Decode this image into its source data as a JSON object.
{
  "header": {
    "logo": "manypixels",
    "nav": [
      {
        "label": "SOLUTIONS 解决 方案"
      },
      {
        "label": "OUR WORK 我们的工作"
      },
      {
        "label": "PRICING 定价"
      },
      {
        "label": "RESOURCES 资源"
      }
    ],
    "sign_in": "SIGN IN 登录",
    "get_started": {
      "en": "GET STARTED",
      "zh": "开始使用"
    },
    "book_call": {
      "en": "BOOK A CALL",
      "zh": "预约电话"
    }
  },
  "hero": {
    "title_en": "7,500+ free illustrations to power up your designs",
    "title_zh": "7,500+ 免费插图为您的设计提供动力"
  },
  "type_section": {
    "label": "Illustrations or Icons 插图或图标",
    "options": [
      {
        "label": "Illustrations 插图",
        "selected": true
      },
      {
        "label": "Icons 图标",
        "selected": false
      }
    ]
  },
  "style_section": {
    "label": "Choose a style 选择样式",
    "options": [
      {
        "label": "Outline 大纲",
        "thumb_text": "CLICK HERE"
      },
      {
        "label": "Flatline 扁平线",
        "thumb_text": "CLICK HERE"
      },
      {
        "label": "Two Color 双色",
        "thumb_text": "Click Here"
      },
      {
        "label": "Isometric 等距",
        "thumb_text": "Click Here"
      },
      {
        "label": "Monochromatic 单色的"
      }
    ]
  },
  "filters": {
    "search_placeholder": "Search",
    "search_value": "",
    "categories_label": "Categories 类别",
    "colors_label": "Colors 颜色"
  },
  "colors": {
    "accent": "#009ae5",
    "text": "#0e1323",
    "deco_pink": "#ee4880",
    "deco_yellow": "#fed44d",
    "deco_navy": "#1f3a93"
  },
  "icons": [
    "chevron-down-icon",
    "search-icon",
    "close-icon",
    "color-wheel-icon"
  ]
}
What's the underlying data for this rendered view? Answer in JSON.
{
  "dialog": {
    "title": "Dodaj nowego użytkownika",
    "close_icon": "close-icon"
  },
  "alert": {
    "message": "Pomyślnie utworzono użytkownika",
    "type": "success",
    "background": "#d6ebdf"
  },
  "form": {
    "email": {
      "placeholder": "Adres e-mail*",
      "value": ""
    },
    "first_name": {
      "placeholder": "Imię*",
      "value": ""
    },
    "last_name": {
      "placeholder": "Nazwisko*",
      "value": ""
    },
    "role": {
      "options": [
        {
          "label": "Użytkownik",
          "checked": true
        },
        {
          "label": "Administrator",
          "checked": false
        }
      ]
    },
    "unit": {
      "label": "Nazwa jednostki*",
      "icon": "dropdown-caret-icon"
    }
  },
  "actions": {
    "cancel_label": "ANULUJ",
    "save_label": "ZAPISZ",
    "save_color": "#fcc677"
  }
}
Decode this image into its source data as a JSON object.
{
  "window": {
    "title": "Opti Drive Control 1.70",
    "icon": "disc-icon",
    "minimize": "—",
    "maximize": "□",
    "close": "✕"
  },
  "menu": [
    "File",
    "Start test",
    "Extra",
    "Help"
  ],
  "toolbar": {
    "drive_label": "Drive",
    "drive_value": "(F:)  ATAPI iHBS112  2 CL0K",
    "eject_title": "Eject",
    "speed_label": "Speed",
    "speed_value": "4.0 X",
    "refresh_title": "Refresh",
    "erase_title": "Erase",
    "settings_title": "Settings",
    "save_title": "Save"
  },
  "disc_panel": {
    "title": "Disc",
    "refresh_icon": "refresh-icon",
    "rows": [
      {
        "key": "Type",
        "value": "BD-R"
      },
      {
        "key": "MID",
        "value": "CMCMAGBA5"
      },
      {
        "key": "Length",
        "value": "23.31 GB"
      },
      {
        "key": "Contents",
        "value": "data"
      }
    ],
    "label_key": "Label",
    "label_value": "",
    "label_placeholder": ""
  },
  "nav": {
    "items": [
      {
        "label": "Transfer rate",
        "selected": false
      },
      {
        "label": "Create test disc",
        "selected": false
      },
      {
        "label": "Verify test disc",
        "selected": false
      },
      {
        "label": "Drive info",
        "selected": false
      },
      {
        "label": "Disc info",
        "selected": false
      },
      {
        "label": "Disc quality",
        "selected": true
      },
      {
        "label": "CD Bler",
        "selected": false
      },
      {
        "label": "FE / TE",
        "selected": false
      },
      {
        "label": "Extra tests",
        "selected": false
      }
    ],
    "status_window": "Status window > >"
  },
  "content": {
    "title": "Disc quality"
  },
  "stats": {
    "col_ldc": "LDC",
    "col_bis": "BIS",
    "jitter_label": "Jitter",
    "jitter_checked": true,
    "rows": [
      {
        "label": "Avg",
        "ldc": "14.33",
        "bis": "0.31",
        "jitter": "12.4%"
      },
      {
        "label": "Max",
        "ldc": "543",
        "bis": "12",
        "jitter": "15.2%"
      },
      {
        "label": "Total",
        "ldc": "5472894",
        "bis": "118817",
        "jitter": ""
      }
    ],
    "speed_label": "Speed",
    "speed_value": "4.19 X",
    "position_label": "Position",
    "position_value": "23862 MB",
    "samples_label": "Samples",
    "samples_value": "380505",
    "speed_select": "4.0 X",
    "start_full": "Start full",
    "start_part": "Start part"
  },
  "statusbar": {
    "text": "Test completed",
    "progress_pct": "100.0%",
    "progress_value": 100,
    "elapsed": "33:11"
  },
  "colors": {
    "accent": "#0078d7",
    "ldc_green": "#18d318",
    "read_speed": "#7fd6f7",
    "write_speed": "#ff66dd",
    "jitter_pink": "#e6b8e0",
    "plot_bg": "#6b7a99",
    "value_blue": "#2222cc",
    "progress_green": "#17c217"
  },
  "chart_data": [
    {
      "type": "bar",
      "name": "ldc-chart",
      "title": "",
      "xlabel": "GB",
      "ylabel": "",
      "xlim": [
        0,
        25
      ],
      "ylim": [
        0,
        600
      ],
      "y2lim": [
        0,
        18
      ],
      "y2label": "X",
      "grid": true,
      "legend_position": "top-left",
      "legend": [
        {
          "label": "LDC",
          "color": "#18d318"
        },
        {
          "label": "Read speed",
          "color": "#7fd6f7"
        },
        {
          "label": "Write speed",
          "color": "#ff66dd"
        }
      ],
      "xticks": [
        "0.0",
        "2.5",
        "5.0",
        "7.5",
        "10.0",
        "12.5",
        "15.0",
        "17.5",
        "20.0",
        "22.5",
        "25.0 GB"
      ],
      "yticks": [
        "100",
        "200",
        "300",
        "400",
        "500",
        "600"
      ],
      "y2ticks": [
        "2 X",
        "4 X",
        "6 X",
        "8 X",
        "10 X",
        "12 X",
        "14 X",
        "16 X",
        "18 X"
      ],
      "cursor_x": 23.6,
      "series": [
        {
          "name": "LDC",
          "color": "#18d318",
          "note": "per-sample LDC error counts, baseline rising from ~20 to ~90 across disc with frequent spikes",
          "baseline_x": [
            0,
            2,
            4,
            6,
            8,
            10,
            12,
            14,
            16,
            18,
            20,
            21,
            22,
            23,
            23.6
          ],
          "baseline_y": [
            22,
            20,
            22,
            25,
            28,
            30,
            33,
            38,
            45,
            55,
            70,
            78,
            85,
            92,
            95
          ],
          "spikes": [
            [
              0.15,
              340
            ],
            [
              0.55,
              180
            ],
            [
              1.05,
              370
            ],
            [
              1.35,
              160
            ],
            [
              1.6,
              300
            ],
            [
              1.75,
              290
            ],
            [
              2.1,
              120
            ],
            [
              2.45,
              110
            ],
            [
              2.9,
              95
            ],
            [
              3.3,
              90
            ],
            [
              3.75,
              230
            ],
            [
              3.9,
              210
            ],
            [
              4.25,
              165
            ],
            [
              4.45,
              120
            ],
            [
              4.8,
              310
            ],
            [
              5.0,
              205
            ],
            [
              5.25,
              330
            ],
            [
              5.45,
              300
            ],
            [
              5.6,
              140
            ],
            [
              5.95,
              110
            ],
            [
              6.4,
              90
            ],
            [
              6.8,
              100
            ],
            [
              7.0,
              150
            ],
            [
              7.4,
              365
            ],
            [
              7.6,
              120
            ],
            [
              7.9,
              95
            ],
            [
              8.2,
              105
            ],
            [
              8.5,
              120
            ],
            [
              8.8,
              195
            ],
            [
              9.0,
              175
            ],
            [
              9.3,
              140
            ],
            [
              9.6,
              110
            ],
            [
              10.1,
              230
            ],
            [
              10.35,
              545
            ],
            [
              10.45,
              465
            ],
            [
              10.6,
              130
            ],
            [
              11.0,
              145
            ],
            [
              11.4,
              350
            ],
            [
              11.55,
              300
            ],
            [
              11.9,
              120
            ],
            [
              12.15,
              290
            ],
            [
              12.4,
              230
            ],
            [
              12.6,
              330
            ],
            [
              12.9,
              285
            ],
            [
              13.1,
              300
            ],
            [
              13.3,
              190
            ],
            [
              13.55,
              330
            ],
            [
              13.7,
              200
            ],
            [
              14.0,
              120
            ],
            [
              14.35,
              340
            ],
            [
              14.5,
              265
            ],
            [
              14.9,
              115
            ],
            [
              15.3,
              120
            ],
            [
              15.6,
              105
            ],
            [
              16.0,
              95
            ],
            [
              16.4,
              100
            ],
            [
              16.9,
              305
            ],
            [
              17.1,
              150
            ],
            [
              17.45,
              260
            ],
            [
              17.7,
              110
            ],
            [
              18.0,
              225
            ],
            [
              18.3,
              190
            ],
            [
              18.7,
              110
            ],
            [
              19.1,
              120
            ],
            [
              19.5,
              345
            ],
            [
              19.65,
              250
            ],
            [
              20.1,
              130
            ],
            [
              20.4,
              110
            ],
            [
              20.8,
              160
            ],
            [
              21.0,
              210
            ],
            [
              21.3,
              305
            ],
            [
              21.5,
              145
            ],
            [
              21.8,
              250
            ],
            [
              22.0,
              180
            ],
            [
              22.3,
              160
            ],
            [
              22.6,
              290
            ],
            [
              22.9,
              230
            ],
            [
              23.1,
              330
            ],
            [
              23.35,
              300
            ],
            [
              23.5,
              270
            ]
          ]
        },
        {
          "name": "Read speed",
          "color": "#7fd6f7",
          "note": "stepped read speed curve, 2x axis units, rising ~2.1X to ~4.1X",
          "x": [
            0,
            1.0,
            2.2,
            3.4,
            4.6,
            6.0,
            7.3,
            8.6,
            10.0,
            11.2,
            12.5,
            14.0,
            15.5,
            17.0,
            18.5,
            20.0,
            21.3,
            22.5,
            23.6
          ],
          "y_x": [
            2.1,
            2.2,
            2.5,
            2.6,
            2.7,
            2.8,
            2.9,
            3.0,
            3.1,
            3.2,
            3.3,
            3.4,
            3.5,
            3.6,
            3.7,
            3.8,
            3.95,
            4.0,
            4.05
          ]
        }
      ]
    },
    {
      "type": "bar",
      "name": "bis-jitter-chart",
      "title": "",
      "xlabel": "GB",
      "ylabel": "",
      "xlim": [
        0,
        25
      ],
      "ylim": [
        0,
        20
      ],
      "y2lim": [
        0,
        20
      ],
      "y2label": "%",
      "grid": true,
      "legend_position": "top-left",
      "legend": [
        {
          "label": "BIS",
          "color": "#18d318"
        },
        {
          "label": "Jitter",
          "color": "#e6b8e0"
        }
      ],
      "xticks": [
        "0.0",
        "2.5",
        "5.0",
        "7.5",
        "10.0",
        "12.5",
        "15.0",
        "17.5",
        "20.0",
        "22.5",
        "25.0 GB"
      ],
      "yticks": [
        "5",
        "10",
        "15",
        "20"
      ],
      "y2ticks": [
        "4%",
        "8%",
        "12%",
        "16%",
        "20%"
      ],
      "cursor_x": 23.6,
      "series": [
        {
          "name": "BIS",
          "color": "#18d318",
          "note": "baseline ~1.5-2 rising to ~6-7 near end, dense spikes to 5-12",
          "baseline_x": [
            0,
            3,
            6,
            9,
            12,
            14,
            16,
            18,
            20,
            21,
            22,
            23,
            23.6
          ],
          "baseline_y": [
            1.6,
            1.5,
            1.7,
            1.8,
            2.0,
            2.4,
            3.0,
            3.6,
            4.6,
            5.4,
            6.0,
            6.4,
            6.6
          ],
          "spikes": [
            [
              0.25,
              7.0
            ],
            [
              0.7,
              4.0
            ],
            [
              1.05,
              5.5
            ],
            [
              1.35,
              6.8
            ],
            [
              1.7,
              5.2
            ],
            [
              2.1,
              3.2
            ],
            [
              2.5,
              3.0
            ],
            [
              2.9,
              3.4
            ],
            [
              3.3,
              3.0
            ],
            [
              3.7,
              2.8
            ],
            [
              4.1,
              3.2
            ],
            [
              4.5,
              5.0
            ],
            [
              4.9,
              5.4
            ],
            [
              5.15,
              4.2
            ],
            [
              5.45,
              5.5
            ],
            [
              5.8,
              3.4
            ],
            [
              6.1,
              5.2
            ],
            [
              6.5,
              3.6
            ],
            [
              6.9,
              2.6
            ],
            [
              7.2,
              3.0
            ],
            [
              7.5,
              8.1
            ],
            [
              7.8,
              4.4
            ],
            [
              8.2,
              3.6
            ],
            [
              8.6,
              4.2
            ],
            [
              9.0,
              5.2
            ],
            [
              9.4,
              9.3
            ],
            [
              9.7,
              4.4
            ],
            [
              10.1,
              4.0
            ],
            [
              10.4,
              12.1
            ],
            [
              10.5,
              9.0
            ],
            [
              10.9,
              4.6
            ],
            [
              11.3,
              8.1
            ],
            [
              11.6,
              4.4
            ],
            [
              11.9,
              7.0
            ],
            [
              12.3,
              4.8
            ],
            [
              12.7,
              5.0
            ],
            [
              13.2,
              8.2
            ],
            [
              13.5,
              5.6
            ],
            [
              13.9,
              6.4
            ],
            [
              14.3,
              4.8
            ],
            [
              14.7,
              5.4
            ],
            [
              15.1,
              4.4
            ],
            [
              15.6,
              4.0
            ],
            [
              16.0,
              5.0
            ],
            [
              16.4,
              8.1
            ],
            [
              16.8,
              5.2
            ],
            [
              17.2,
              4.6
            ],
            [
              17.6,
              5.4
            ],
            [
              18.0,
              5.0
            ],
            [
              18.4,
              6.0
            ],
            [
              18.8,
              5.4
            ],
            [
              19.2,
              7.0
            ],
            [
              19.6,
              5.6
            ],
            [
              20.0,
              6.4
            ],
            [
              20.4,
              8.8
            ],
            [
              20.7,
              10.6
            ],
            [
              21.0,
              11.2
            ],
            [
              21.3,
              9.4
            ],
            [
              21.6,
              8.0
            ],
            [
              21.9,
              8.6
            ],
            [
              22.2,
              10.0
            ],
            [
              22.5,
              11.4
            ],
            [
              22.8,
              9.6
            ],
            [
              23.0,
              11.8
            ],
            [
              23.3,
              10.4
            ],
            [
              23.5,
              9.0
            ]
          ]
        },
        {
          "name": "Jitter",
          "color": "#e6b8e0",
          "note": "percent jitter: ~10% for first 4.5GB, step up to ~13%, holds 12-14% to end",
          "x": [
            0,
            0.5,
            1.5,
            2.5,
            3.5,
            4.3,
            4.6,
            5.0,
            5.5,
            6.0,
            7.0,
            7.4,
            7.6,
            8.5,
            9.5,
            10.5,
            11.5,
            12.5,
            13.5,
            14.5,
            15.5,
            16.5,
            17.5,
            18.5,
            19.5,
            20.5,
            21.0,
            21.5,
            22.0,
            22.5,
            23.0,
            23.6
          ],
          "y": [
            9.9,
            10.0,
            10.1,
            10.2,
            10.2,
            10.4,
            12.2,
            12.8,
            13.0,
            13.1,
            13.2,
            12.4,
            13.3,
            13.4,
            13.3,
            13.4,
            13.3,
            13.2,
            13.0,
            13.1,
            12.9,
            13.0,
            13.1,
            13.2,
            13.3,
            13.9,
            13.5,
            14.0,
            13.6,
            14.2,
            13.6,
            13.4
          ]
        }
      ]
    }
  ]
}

### [STATED GOAL]
Locate the lines above that hold the word "note". Show every one of them.

### [PROBLEM SOLUTION]
          "note": "per-sample LDC error counts, baseline rising from ~20 to ~90 across disc with frequent spikes",
          "note": "stepped read speed curve, 2x axis units, rising ~2.1X to ~4.1X",
          "note": "baseline ~1.5-2 rising to ~6-7 near end, dense spikes to 5-12",
          "note": "percent jitter: ~10% for first 4.5GB, step up to ~13%, holds 12-14% to end",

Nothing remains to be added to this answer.